- **GIVEN PROBLEM**: Repeat the entries that follow verbatim, without any of their pictures.

- **RECORDS FOR THIS TASK**:

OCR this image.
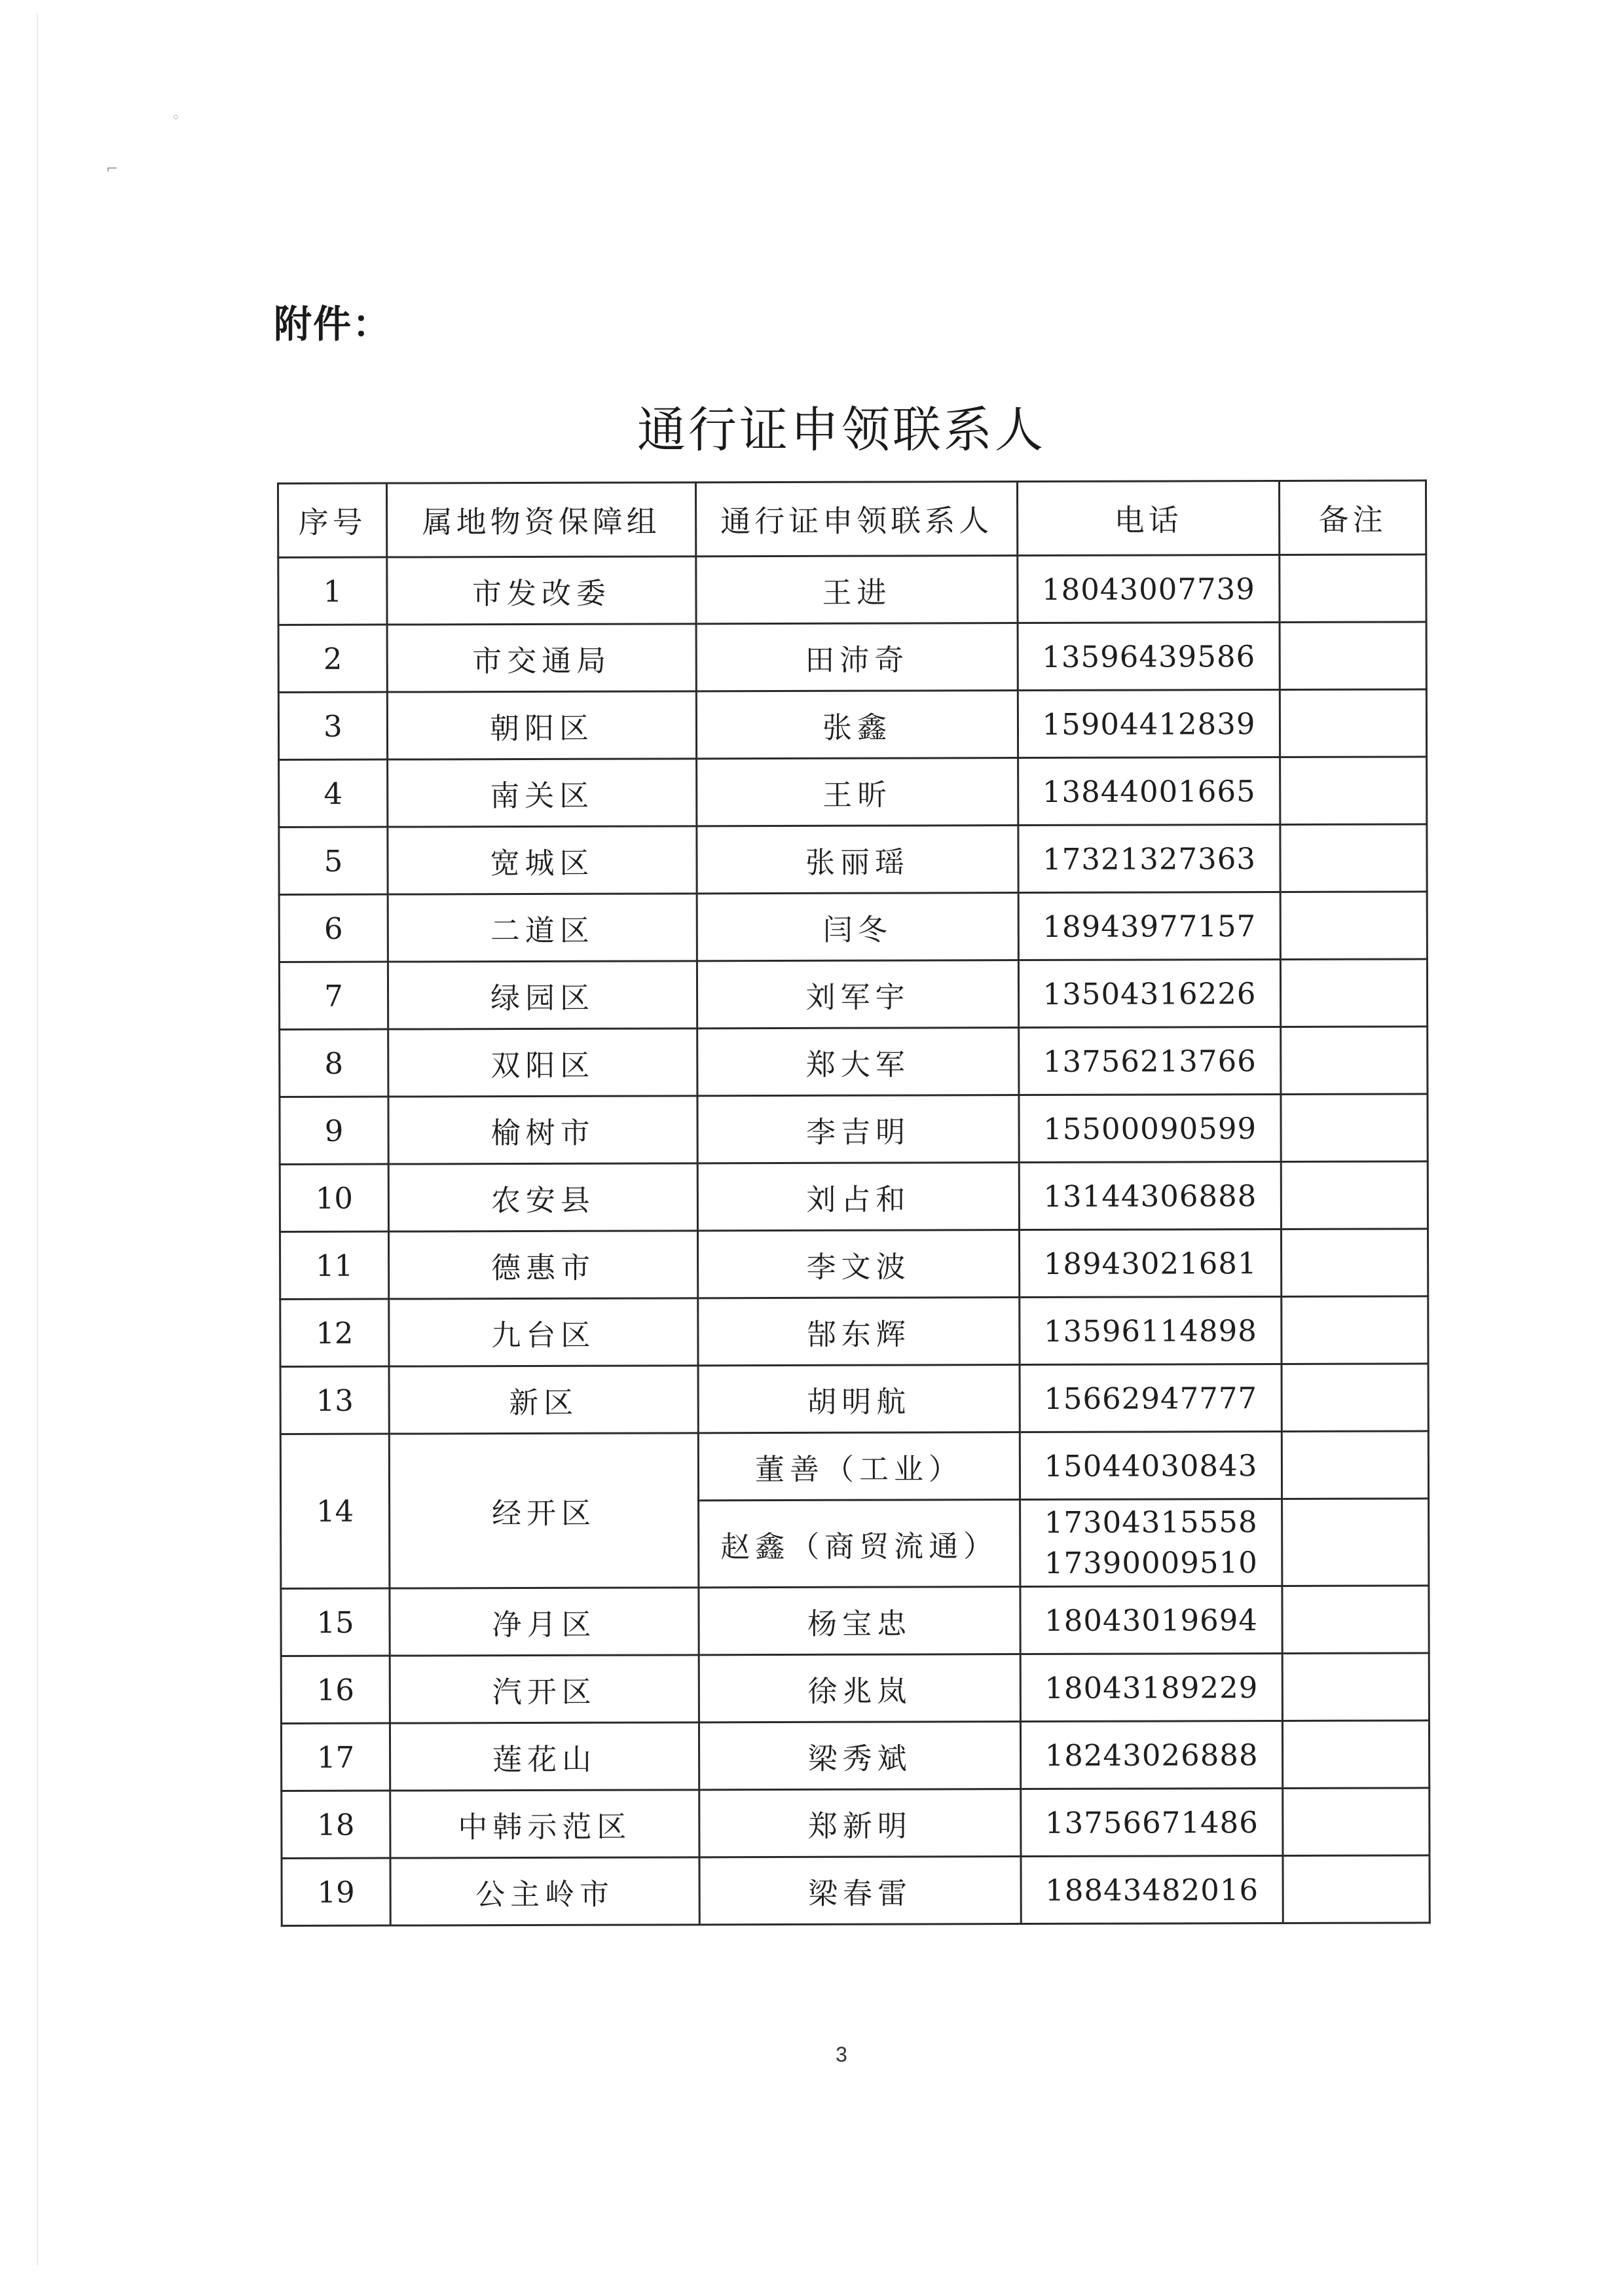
◦
⌐
附件：
通行证申领联系人
序号	属地物资保障组	通行证申领联系人	电话	备注
1	市发改委	王进	18043007739	
2	市交通局	田沛奇	13596439586	
3	朝阳区	张鑫	15904412839	
4	南关区	王昕	13844001665	
5	宽城区	张丽瑶	17321327363	
6	二道区	闫冬	18943977157	
7	绿园区	刘军宇	13504316226	
8	双阳区	郑大军	13756213766	
9	榆树市	李吉明	15500090599	
10	农安县	刘占和	13144306888	
11	德惠市	李文波	18943021681	
12	九台区	郜东辉	13596114898	
13	新区	胡明航	15662947777	
14	经开区	董善（工业）	15044030843	
		赵鑫（商贸流通）	17304315558
17390009510	

15	净月区	杨宝忠	18043019694	
16	汽开区	徐兆岚	18043189229	
17	莲花山	梁秀斌	18243026888	
18	中韩示范区	郑新明	13756671486	
19	公主岭市	梁春雷	18843482016	
3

- **THE SOLUTION**:
OCR this image.
◦
⌐
附件：
通行证申领联系人
序号	属地物资保障组	通行证申领联系人	电话	备注
1	市发改委	王进	18043007739	
2	市交通局	田沛奇	13596439586	
3	朝阳区	张鑫	15904412839	
4	南关区	王昕	13844001665	
5	宽城区	张丽瑶	17321327363	
6	二道区	闫冬	18943977157	
7	绿园区	刘军宇	13504316226	
8	双阳区	郑大军	13756213766	
9	榆树市	李吉明	15500090599	
10	农安县	刘占和	13144306888	
11	德惠市	李文波	18943021681	
12	九台区	郜东辉	13596114898	
13	新区	胡明航	15662947777	
14	经开区	董善（工业）	15044030843	
		赵鑫（商贸流通）	17304315558
17390009510	

15	净月区	杨宝忠	18043019694	
16	汽开区	徐兆岚	18043189229	
17	莲花山	梁秀斌	18243026888	
18	中韩示范区	郑新明	13756671486	
19	公主岭市	梁春雷	18843482016	
3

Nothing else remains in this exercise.